■ **Problem**: Output the full listing below exactly, without the pictures.

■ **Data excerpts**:
========
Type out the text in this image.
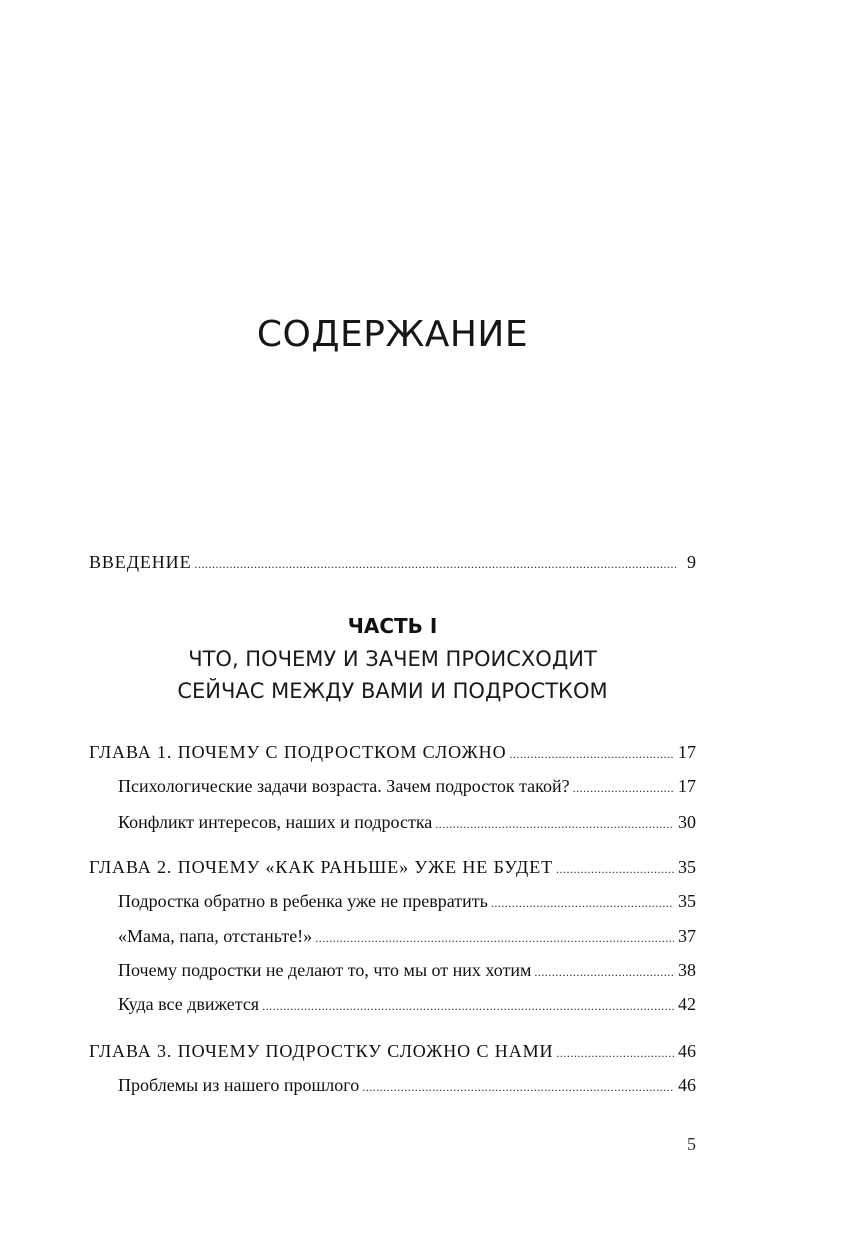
СОДЕРЖАНИЕ
ВВЕДЕНИЕ .....	9
ЧАСТЬ I
ЧТО, ПОЧЕМУ И ЗАЧЕМ ПРОИСХОДИТ
СЕЙЧАС МЕЖДУ ВАМИ И ПОДРОСТКОМ
ГЛАВА 1. ПОЧЕМУ С ПОДРОСТКОМ СЛОЖНО .....	17
Психологические задачи возраста. Зачем подросток такой? .....	17
Конфликт интересов, наших и подростка .....	30
ГЛАВА 2. ПОЧЕМУ «КАК РАНЬШЕ» УЖЕ НЕ БУДЕТ .....	35
Подростка обратно в ребенка уже не превратить .....	35
«Мама, папа, отстаньте!» .....	37
Почему подростки не делают то, что мы от них хотим .....	38
Куда все движется .....	42
ГЛАВА 3. ПОЧЕМУ ПОДРОСТКУ СЛОЖНО С НАМИ .....	46
Проблемы из нашего прошлого .....	46
5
========
■ **Correct output**:
Type out the text in this image.
СОДЕРЖАНИЕ
ВВЕДЕНИЕ .....	9
ЧАСТЬ I
ЧТО, ПОЧЕМУ И ЗАЧЕМ ПРОИСХОДИТ
СЕЙЧАС МЕЖДУ ВАМИ И ПОДРОСТКОМ
ГЛАВА 1. ПОЧЕМУ С ПОДРОСТКОМ СЛОЖНО .....	17
Психологические задачи возраста. Зачем подросток такой? .....	17
Конфликт интересов, наших и подростка .....	30
ГЛАВА 2. ПОЧЕМУ «КАК РАНЬШЕ» УЖЕ НЕ БУДЕТ .....	35
Подростка обратно в ребенка уже не превратить .....	35
«Мама, папа, отстаньте!» .....	37
Почему подростки не делают то, что мы от них хотим .....	38
Куда все движется .....	42
ГЛАВА 3. ПОЧЕМУ ПОДРОСТКУ СЛОЖНО С НАМИ .....	46
Проблемы из нашего прошлого .....	46
5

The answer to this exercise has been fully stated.